--- Aim of the exercise ---
Every entry here needs to be repeated exactly.

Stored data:

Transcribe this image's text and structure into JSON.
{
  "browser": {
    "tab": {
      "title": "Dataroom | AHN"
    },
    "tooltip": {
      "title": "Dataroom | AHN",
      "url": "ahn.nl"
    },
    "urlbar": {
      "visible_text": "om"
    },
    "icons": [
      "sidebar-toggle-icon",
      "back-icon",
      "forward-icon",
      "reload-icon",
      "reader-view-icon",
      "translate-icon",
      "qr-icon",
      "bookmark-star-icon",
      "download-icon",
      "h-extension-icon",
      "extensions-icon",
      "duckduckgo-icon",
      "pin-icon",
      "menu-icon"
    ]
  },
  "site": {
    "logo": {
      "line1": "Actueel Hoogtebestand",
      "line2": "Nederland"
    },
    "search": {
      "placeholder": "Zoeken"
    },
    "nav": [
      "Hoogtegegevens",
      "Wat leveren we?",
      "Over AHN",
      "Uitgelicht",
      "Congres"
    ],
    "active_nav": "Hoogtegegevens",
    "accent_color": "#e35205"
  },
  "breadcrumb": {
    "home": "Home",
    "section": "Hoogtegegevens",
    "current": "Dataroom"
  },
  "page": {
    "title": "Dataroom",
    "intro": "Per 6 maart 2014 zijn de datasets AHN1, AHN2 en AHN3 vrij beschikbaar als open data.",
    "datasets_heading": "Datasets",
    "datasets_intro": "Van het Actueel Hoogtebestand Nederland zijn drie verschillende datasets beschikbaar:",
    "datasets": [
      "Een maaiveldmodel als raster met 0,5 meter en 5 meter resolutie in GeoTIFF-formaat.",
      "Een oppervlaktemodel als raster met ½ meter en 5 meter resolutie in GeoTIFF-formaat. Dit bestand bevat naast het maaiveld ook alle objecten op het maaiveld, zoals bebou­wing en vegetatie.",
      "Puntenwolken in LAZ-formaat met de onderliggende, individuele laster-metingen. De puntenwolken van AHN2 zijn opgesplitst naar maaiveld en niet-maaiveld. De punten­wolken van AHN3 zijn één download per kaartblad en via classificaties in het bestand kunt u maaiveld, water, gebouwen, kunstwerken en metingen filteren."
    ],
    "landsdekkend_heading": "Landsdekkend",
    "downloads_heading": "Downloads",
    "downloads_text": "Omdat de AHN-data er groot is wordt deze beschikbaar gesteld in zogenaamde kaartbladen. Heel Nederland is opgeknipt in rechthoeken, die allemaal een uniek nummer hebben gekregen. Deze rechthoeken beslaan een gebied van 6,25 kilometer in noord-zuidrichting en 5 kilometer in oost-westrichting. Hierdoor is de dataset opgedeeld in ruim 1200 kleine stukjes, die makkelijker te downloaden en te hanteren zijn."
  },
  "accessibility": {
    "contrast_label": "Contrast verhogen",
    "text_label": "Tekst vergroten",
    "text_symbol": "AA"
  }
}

--- The result ---
Transcribe this image's text and structure into JSON.
{
  "browser": {
    "tab": {
      "title": "Dataroom | AHN"
    },
    "tooltip": {
      "title": "Dataroom | AHN",
      "url": "ahn.nl"
    },
    "urlbar": {
      "visible_text": "om"
    },
    "icons": [
      "sidebar-toggle-icon",
      "back-icon",
      "forward-icon",
      "reload-icon",
      "reader-view-icon",
      "translate-icon",
      "qr-icon",
      "bookmark-star-icon",
      "download-icon",
      "h-extension-icon",
      "extensions-icon",
      "duckduckgo-icon",
      "pin-icon",
      "menu-icon"
    ]
  },
  "site": {
    "logo": {
      "line1": "Actueel Hoogtebestand",
      "line2": "Nederland"
    },
    "search": {
      "placeholder": "Zoeken"
    },
    "nav": [
      "Hoogtegegevens",
      "Wat leveren we?",
      "Over AHN",
      "Uitgelicht",
      "Congres"
    ],
    "active_nav": "Hoogtegegevens",
    "accent_color": "#e35205"
  },
  "breadcrumb": {
    "home": "Home",
    "section": "Hoogtegegevens",
    "current": "Dataroom"
  },
  "page": {
    "title": "Dataroom",
    "intro": "Per 6 maart 2014 zijn de datasets AHN1, AHN2 en AHN3 vrij beschikbaar als open data.",
    "datasets_heading": "Datasets",
    "datasets_intro": "Van het Actueel Hoogtebestand Nederland zijn drie verschillende datasets beschikbaar:",
    "datasets": [
      "Een maaiveldmodel als raster met 0,5 meter en 5 meter resolutie in GeoTIFF-formaat.",
      "Een oppervlaktemodel als raster met ½ meter en 5 meter resolutie in GeoTIFF-formaat. Dit bestand bevat naast het maaiveld ook alle objecten op het maaiveld, zoals bebou­wing en vegetatie.",
      "Puntenwolken in LAZ-formaat met de onderliggende, individuele laster-metingen. De puntenwolken van AHN2 zijn opgesplitst naar maaiveld en niet-maaiveld. De punten­wolken van AHN3 zijn één download per kaartblad en via classificaties in het bestand kunt u maaiveld, water, gebouwen, kunstwerken en metingen filteren."
    ],
    "landsdekkend_heading": "Landsdekkend",
    "downloads_heading": "Downloads",
    "downloads_text": "Omdat de AHN-data er groot is wordt deze beschikbaar gesteld in zogenaamde kaartbladen. Heel Nederland is opgeknipt in rechthoeken, die allemaal een uniek nummer hebben gekregen. Deze rechthoeken beslaan een gebied van 6,25 kilometer in noord-zuidrichting en 5 kilometer in oost-westrichting. Hierdoor is de dataset opgedeeld in ruim 1200 kleine stukjes, die makkelijker te downloaden en te hanteren zijn."
  },
  "accessibility": {
    "contrast_label": "Contrast verhogen",
    "text_label": "Tekst vergroten",
    "text_symbol": "AA"
  }
}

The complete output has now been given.